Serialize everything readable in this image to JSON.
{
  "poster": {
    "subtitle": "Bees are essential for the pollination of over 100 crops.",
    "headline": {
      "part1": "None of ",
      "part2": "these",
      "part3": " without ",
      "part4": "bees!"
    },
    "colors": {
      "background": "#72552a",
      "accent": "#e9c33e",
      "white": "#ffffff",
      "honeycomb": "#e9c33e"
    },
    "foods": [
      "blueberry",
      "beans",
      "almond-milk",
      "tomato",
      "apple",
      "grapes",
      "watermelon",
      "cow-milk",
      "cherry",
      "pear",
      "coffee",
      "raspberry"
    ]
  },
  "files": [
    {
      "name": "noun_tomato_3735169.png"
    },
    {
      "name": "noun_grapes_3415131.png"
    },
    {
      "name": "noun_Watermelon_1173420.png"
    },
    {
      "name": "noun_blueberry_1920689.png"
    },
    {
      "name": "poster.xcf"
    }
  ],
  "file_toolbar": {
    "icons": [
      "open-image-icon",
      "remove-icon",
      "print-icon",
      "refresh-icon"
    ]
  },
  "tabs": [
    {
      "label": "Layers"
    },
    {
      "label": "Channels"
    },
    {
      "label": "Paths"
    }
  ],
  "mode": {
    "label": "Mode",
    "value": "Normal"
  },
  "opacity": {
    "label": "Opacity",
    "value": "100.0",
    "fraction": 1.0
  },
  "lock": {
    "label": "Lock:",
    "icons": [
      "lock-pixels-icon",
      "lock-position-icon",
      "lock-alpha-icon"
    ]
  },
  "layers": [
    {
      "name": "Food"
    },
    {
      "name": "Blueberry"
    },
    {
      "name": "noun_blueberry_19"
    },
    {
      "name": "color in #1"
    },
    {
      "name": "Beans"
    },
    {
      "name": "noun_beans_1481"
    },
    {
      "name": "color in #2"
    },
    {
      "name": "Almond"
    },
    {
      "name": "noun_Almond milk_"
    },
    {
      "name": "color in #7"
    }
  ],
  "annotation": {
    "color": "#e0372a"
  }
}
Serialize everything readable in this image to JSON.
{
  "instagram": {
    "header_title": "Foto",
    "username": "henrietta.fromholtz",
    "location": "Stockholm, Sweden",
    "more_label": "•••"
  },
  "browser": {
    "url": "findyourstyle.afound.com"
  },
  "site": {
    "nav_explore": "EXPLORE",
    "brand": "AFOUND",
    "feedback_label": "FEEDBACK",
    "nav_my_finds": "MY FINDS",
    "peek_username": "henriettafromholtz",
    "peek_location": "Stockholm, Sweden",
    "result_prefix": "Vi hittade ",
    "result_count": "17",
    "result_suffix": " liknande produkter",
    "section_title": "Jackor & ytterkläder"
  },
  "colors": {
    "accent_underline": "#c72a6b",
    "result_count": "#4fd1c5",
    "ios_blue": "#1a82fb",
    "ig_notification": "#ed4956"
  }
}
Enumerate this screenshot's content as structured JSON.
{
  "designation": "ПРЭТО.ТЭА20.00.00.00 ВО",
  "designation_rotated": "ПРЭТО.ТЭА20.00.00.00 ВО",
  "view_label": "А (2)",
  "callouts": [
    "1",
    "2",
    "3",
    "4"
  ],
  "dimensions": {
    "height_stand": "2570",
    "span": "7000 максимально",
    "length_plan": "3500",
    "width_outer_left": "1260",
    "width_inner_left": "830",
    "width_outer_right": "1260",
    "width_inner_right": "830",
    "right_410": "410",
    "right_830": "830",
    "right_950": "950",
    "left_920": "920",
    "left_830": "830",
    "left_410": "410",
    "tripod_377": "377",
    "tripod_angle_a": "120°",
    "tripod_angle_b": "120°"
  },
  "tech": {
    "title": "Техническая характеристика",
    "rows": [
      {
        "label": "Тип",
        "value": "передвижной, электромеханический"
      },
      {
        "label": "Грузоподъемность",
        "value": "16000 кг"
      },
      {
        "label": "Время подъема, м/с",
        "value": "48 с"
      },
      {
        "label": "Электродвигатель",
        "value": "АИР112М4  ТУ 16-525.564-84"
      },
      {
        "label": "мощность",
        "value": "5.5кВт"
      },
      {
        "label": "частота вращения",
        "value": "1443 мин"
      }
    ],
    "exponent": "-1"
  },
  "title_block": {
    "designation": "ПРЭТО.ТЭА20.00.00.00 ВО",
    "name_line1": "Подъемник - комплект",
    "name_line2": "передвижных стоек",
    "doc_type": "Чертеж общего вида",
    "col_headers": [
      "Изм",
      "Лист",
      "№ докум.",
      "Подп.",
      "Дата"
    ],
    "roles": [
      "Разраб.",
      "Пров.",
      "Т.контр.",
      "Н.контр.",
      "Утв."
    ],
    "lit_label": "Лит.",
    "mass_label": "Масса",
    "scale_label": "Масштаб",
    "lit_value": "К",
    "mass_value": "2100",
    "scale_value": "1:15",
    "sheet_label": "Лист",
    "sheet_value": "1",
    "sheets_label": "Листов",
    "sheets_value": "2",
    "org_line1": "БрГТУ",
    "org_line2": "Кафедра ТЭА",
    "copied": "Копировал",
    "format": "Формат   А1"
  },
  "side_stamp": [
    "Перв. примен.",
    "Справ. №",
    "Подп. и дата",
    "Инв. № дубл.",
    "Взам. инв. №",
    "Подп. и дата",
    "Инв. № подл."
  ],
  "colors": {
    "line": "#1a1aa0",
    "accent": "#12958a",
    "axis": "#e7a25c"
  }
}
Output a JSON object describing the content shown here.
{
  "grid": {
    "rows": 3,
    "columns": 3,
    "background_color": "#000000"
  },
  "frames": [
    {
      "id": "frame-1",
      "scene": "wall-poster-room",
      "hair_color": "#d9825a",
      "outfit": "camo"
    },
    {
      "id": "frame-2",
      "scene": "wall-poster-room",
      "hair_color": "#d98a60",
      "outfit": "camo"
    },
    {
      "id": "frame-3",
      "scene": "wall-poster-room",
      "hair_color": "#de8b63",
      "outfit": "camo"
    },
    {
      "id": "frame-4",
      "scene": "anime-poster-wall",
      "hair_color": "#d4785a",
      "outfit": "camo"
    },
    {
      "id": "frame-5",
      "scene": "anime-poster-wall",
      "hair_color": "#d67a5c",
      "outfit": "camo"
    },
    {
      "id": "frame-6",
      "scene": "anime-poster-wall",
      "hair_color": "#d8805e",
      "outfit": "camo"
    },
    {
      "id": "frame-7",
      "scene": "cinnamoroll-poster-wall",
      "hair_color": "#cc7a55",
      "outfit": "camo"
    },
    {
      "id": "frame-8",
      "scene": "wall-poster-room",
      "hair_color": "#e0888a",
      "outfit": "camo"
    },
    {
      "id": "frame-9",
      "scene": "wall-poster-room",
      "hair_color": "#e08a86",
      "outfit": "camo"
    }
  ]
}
———
Your objective:
Output the listing above exactly as it appears.

Task solution:
Serialize everything readable in this image to JSON.
{
  "poster": {
    "subtitle": "Bees are essential for the pollination of over 100 crops.",
    "headline": {
      "part1": "None of ",
      "part2": "these",
      "part3": " without ",
      "part4": "bees!"
    },
    "colors": {
      "background": "#72552a",
      "accent": "#e9c33e",
      "white": "#ffffff",
      "honeycomb": "#e9c33e"
    },
    "foods": [
      "blueberry",
      "beans",
      "almond-milk",
      "tomato",
      "apple",
      "grapes",
      "watermelon",
      "cow-milk",
      "cherry",
      "pear",
      "coffee",
      "raspberry"
    ]
  },
  "files": [
    {
      "name": "noun_tomato_3735169.png"
    },
    {
      "name": "noun_grapes_3415131.png"
    },
    {
      "name": "noun_Watermelon_1173420.png"
    },
    {
      "name": "noun_blueberry_1920689.png"
    },
    {
      "name": "poster.xcf"
    }
  ],
  "file_toolbar": {
    "icons": [
      "open-image-icon",
      "remove-icon",
      "print-icon",
      "refresh-icon"
    ]
  },
  "tabs": [
    {
      "label": "Layers"
    },
    {
      "label": "Channels"
    },
    {
      "label": "Paths"
    }
  ],
  "mode": {
    "label": "Mode",
    "value": "Normal"
  },
  "opacity": {
    "label": "Opacity",
    "value": "100.0",
    "fraction": 1.0
  },
  "lock": {
    "label": "Lock:",
    "icons": [
      "lock-pixels-icon",
      "lock-position-icon",
      "lock-alpha-icon"
    ]
  },
  "layers": [
    {
      "name": "Food"
    },
    {
      "name": "Blueberry"
    },
    {
      "name": "noun_blueberry_19"
    },
    {
      "name": "color in #1"
    },
    {
      "name": "Beans"
    },
    {
      "name": "noun_beans_1481"
    },
    {
      "name": "color in #2"
    },
    {
      "name": "Almond"
    },
    {
      "name": "noun_Almond milk_"
    },
    {
      "name": "color in #7"
    }
  ],
  "annotation": {
    "color": "#e0372a"
  }
}
Serialize everything readable in this image to JSON.
{
  "instagram": {
    "header_title": "Foto",
    "username": "henrietta.fromholtz",
    "location": "Stockholm, Sweden",
    "more_label": "•••"
  },
  "browser": {
    "url": "findyourstyle.afound.com"
  },
  "site": {
    "nav_explore": "EXPLORE",
    "brand": "AFOUND",
    "feedback_label": "FEEDBACK",
    "nav_my_finds": "MY FINDS",
    "peek_username": "henriettafromholtz",
    "peek_location": "Stockholm, Sweden",
    "result_prefix": "Vi hittade ",
    "result_count": "17",
    "result_suffix": " liknande produkter",
    "section_title": "Jackor & ytterkläder"
  },
  "colors": {
    "accent_underline": "#c72a6b",
    "result_count": "#4fd1c5",
    "ios_blue": "#1a82fb",
    "ig_notification": "#ed4956"
  }
}
Enumerate this screenshot's content as structured JSON.
{
  "designation": "ПРЭТО.ТЭА20.00.00.00 ВО",
  "designation_rotated": "ПРЭТО.ТЭА20.00.00.00 ВО",
  "view_label": "А (2)",
  "callouts": [
    "1",
    "2",
    "3",
    "4"
  ],
  "dimensions": {
    "height_stand": "2570",
    "span": "7000 максимально",
    "length_plan": "3500",
    "width_outer_left": "1260",
    "width_inner_left": "830",
    "width_outer_right": "1260",
    "width_inner_right": "830",
    "right_410": "410",
    "right_830": "830",
    "right_950": "950",
    "left_920": "920",
    "left_830": "830",
    "left_410": "410",
    "tripod_377": "377",
    "tripod_angle_a": "120°",
    "tripod_angle_b": "120°"
  },
  "tech": {
    "title": "Техническая характеристика",
    "rows": [
      {
        "label": "Тип",
        "value": "передвижной, электромеханический"
      },
      {
        "label": "Грузоподъемность",
        "value": "16000 кг"
      },
      {
        "label": "Время подъема, м/с",
        "value": "48 с"
      },
      {
        "label": "Электродвигатель",
        "value": "АИР112М4  ТУ 16-525.564-84"
      },
      {
        "label": "мощность",
        "value": "5.5кВт"
      },
      {
        "label": "частота вращения",
        "value": "1443 мин"
      }
    ],
    "exponent": "-1"
  },
  "title_block": {
    "designation": "ПРЭТО.ТЭА20.00.00.00 ВО",
    "name_line1": "Подъемник - комплект",
    "name_line2": "передвижных стоек",
    "doc_type": "Чертеж общего вида",
    "col_headers": [
      "Изм",
      "Лист",
      "№ докум.",
      "Подп.",
      "Дата"
    ],
    "roles": [
      "Разраб.",
      "Пров.",
      "Т.контр.",
      "Н.контр.",
      "Утв."
    ],
    "lit_label": "Лит.",
    "mass_label": "Масса",
    "scale_label": "Масштаб",
    "lit_value": "К",
    "mass_value": "2100",
    "scale_value": "1:15",
    "sheet_label": "Лист",
    "sheet_value": "1",
    "sheets_label": "Листов",
    "sheets_value": "2",
    "org_line1": "БрГТУ",
    "org_line2": "Кафедра ТЭА",
    "copied": "Копировал",
    "format": "Формат   А1"
  },
  "side_stamp": [
    "Перв. примен.",
    "Справ. №",
    "Подп. и дата",
    "Инв. № дубл.",
    "Взам. инв. №",
    "Подп. и дата",
    "Инв. № подл."
  ],
  "colors": {
    "line": "#1a1aa0",
    "accent": "#12958a",
    "axis": "#e7a25c"
  }
}
Output a JSON object describing the content shown here.
{
  "grid": {
    "rows": 3,
    "columns": 3,
    "background_color": "#000000"
  },
  "frames": [
    {
      "id": "frame-1",
      "scene": "wall-poster-room",
      "hair_color": "#d9825a",
      "outfit": "camo"
    },
    {
      "id": "frame-2",
      "scene": "wall-poster-room",
      "hair_color": "#d98a60",
      "outfit": "camo"
    },
    {
      "id": "frame-3",
      "scene": "wall-poster-room",
      "hair_color": "#de8b63",
      "outfit": "camo"
    },
    {
      "id": "frame-4",
      "scene": "anime-poster-wall",
      "hair_color": "#d4785a",
      "outfit": "camo"
    },
    {
      "id": "frame-5",
      "scene": "anime-poster-wall",
      "hair_color": "#d67a5c",
      "outfit": "camo"
    },
    {
      "id": "frame-6",
      "scene": "anime-poster-wall",
      "hair_color": "#d8805e",
      "outfit": "camo"
    },
    {
      "id": "frame-7",
      "scene": "cinnamoroll-poster-wall",
      "hair_color": "#cc7a55",
      "outfit": "camo"
    },
    {
      "id": "frame-8",
      "scene": "wall-poster-room",
      "hair_color": "#e0888a",
      "outfit": "camo"
    },
    {
      "id": "frame-9",
      "scene": "wall-poster-room",
      "hair_color": "#e08a86",
      "outfit": "camo"
    }
  ]
}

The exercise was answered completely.